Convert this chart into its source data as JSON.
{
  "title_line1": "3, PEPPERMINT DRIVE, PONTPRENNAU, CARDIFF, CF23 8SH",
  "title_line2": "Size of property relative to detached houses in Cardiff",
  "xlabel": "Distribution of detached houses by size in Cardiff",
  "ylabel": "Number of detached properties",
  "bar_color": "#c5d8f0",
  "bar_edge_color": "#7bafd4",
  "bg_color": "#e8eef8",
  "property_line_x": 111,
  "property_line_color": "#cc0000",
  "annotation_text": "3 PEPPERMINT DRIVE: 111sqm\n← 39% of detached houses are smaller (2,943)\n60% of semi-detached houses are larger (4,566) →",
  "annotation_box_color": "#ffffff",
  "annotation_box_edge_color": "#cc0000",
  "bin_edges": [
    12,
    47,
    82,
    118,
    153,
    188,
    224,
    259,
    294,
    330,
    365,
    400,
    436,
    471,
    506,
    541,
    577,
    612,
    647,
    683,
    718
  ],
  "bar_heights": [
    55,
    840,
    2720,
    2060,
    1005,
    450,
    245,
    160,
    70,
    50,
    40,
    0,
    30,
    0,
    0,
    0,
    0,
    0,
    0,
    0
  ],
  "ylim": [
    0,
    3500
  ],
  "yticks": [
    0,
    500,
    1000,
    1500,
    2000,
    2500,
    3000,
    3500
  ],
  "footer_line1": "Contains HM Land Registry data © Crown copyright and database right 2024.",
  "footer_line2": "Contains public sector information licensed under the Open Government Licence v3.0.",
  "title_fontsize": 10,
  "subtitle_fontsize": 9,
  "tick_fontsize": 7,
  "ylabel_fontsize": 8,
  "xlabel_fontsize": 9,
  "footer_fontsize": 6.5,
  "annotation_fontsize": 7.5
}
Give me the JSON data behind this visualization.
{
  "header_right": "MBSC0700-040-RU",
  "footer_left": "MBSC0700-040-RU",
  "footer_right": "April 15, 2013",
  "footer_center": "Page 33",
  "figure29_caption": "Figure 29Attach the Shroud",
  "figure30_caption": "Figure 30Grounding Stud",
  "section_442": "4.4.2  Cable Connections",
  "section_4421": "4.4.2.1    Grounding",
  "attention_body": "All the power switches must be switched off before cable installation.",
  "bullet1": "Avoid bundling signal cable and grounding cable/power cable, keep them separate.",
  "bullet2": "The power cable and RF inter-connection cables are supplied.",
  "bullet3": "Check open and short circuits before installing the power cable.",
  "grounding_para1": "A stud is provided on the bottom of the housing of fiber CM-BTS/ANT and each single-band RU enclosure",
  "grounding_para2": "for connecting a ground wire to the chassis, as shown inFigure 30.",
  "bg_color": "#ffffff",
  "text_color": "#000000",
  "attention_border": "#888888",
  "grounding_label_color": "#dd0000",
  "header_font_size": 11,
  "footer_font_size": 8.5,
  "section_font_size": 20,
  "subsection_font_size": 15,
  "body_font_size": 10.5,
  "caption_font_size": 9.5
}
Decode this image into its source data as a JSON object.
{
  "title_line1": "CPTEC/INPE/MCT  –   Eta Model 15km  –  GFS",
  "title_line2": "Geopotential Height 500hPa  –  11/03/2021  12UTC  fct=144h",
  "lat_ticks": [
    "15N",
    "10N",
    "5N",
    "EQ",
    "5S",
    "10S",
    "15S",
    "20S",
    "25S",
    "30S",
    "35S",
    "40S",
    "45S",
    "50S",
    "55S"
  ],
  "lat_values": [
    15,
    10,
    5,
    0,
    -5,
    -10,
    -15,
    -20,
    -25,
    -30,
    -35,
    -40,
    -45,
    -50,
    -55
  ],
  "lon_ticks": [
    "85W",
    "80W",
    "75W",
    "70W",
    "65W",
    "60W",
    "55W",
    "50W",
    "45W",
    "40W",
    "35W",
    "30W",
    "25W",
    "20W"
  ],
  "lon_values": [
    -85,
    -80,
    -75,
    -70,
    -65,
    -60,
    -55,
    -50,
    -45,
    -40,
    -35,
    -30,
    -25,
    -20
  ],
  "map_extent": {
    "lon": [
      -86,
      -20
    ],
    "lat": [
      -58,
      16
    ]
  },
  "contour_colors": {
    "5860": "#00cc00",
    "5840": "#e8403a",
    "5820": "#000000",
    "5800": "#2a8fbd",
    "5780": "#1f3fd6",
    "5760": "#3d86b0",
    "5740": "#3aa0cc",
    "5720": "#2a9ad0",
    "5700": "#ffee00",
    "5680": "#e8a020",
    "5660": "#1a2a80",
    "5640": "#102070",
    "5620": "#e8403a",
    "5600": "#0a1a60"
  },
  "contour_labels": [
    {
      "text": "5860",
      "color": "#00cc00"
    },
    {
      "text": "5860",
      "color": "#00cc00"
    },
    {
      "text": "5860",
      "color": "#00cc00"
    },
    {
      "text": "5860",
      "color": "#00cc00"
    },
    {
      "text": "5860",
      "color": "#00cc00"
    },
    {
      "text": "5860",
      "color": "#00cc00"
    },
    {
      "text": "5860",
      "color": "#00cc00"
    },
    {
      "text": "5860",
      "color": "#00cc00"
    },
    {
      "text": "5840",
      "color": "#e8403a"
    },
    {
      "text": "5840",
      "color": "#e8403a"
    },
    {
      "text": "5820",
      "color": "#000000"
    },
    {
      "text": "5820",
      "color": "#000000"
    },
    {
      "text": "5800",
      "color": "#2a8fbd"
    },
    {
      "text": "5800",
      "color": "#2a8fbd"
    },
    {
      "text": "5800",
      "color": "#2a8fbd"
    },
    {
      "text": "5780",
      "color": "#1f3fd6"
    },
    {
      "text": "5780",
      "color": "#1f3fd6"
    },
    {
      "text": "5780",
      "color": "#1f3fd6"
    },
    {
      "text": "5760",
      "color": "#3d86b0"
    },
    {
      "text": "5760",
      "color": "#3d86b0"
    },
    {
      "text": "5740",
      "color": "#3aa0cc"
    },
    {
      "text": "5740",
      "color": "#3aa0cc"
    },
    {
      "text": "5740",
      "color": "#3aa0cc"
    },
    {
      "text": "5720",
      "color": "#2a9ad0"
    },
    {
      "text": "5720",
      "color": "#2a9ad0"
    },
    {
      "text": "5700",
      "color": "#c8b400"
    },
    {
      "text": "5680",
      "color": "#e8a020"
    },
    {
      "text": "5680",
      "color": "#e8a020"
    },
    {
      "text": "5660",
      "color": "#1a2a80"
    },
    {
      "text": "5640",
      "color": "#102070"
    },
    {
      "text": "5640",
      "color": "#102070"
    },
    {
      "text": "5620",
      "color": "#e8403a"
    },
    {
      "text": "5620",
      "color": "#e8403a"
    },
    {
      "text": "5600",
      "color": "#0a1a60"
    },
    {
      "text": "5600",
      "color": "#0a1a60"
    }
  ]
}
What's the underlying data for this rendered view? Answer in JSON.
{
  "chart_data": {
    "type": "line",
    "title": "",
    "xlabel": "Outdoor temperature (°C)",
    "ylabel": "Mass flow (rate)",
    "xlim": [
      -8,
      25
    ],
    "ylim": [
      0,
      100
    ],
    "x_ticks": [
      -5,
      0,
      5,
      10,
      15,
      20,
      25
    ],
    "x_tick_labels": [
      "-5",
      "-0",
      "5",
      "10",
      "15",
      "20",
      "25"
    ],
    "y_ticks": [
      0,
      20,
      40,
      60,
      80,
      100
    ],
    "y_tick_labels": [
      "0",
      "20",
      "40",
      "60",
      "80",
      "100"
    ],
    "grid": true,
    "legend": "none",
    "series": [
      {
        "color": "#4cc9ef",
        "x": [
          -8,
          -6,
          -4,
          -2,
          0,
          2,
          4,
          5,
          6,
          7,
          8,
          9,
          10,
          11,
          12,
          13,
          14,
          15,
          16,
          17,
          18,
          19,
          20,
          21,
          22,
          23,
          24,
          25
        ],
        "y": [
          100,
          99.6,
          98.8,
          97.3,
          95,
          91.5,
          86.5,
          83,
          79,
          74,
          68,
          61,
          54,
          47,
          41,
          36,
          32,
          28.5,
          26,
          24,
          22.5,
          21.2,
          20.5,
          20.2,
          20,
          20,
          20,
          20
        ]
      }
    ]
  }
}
§
• **EXERCISE REQUIREMENTS**: Which lines in the data above contain "this"? Show each one.

• **EXERCISE ANSWER**:
Convert this chart into its source data as JSON.
Give me the JSON data behind this visualization.
Decode this image into its source data as a JSON object.
What's the underlying data for this rendered view? Answer in JSON.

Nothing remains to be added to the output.